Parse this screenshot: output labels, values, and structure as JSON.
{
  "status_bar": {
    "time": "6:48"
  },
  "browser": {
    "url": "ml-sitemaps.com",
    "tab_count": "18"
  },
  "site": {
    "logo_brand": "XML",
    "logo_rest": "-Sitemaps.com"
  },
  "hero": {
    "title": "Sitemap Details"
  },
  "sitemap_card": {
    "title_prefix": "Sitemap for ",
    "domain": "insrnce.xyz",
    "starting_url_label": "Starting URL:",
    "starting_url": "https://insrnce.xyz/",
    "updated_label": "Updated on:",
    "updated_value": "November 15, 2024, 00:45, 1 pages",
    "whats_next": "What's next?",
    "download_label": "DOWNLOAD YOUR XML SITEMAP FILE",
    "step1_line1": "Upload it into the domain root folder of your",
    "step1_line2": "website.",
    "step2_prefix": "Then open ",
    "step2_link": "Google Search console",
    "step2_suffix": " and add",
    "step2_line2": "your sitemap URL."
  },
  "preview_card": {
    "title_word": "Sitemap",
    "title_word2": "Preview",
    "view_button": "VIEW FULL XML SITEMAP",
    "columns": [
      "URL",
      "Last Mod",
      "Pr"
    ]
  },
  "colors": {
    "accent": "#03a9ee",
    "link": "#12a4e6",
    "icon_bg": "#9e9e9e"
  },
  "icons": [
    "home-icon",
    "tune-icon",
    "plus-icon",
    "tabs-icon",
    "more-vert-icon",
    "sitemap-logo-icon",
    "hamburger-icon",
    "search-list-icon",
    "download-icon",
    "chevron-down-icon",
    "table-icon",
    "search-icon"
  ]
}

■ Required work ■
Please reproduce the entire listing, exactly as shown.

■ Final result ■
Parse this screenshot: output labels, values, and structure as JSON.
{
  "status_bar": {
    "time": "6:48"
  },
  "browser": {
    "url": "ml-sitemaps.com",
    "tab_count": "18"
  },
  "site": {
    "logo_brand": "XML",
    "logo_rest": "-Sitemaps.com"
  },
  "hero": {
    "title": "Sitemap Details"
  },
  "sitemap_card": {
    "title_prefix": "Sitemap for ",
    "domain": "insrnce.xyz",
    "starting_url_label": "Starting URL:",
    "starting_url": "https://insrnce.xyz/",
    "updated_label": "Updated on:",
    "updated_value": "November 15, 2024, 00:45, 1 pages",
    "whats_next": "What's next?",
    "download_label": "DOWNLOAD YOUR XML SITEMAP FILE",
    "step1_line1": "Upload it into the domain root folder of your",
    "step1_line2": "website.",
    "step2_prefix": "Then open ",
    "step2_link": "Google Search console",
    "step2_suffix": " and add",
    "step2_line2": "your sitemap URL."
  },
  "preview_card": {
    "title_word": "Sitemap",
    "title_word2": "Preview",
    "view_button": "VIEW FULL XML SITEMAP",
    "columns": [
      "URL",
      "Last Mod",
      "Pr"
    ]
  },
  "colors": {
    "accent": "#03a9ee",
    "link": "#12a4e6",
    "icon_bg": "#9e9e9e"
  },
  "icons": [
    "home-icon",
    "tune-icon",
    "plus-icon",
    "tabs-icon",
    "more-vert-icon",
    "sitemap-logo-icon",
    "hamburger-icon",
    "search-list-icon",
    "download-icon",
    "chevron-down-icon",
    "table-icon",
    "search-icon"
  ]
}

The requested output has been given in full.